## DO THIS:
Copy everything from the start of the records down to and including the line that contains "plot-content [290, 82, 1639, 430]", with no changes.

## MATERIAL SHOWN:
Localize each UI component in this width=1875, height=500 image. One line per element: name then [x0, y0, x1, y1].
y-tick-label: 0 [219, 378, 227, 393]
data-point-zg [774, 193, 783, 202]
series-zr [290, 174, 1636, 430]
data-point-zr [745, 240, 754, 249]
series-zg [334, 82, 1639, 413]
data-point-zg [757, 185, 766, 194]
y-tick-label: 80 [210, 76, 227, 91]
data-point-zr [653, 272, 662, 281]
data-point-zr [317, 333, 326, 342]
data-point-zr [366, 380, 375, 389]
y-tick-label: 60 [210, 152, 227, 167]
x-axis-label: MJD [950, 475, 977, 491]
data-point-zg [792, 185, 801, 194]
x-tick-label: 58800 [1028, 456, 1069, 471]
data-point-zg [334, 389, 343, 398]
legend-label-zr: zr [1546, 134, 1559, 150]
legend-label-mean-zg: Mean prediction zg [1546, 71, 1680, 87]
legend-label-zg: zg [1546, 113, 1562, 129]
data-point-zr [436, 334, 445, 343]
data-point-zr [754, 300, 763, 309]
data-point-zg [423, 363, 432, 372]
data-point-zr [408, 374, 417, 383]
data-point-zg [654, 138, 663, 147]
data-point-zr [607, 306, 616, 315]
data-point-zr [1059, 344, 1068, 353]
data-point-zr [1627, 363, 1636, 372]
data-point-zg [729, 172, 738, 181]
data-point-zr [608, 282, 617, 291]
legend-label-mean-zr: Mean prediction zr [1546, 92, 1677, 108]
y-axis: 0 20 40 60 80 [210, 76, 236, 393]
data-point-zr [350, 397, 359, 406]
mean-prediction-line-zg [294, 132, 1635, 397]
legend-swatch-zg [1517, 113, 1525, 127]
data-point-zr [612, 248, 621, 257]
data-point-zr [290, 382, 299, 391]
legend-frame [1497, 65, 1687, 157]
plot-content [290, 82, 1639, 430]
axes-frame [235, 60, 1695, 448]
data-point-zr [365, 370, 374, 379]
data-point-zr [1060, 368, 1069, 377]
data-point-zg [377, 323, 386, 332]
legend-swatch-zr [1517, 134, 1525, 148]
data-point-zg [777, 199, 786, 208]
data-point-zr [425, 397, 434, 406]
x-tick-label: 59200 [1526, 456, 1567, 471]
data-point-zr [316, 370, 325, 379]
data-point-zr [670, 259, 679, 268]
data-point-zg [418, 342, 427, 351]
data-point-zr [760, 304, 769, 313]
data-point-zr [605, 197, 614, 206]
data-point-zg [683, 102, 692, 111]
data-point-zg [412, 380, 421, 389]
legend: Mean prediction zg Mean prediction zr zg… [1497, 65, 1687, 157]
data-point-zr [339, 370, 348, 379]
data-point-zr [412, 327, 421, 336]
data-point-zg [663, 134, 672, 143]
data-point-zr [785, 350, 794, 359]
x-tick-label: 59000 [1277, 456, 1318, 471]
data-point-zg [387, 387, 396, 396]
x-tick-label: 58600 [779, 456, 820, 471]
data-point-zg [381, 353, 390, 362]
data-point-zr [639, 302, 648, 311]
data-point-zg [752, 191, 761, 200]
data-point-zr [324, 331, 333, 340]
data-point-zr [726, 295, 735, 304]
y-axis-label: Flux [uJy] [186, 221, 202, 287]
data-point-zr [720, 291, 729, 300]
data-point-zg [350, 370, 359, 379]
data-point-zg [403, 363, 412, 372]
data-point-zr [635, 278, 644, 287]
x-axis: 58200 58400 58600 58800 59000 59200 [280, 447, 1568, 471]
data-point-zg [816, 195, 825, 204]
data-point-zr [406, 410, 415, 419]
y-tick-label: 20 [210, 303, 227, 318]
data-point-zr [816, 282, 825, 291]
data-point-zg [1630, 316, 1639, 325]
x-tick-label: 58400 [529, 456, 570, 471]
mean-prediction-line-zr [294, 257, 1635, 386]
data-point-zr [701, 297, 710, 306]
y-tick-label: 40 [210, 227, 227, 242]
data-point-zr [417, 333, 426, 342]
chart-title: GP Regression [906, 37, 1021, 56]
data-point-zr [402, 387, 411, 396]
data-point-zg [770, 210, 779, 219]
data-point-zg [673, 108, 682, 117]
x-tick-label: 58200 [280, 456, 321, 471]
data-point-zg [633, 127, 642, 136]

## RESULT FOR THIS TASK:
Localize each UI component in this width=1875, height=500 image. One line per element: name then [x0, y0, x1, y1].
y-tick-label: 0 [219, 378, 227, 393]
data-point-zg [774, 193, 783, 202]
series-zr [290, 174, 1636, 430]
data-point-zr [745, 240, 754, 249]
series-zg [334, 82, 1639, 413]
data-point-zg [757, 185, 766, 194]
y-tick-label: 80 [210, 76, 227, 91]
data-point-zr [653, 272, 662, 281]
data-point-zr [317, 333, 326, 342]
data-point-zr [366, 380, 375, 389]
y-tick-label: 60 [210, 152, 227, 167]
x-axis-label: MJD [950, 475, 977, 491]
data-point-zg [792, 185, 801, 194]
x-tick-label: 58800 [1028, 456, 1069, 471]
data-point-zg [334, 389, 343, 398]
legend-label-zr: zr [1546, 134, 1559, 150]
legend-label-mean-zg: Mean prediction zg [1546, 71, 1680, 87]
legend-label-zg: zg [1546, 113, 1562, 129]
data-point-zr [436, 334, 445, 343]
data-point-zr [754, 300, 763, 309]
data-point-zg [423, 363, 432, 372]
data-point-zr [408, 374, 417, 383]
data-point-zg [654, 138, 663, 147]
data-point-zr [607, 306, 616, 315]
data-point-zr [1059, 344, 1068, 353]
data-point-zr [1627, 363, 1636, 372]
data-point-zg [729, 172, 738, 181]
data-point-zr [608, 282, 617, 291]
legend-label-mean-zr: Mean prediction zr [1546, 92, 1677, 108]
y-axis: 0 20 40 60 80 [210, 76, 236, 393]
data-point-zr [350, 397, 359, 406]
mean-prediction-line-zg [294, 132, 1635, 397]
legend-swatch-zg [1517, 113, 1525, 127]
data-point-zr [612, 248, 621, 257]
data-point-zr [290, 382, 299, 391]
legend-frame [1497, 65, 1687, 157]
plot-content [290, 82, 1639, 430]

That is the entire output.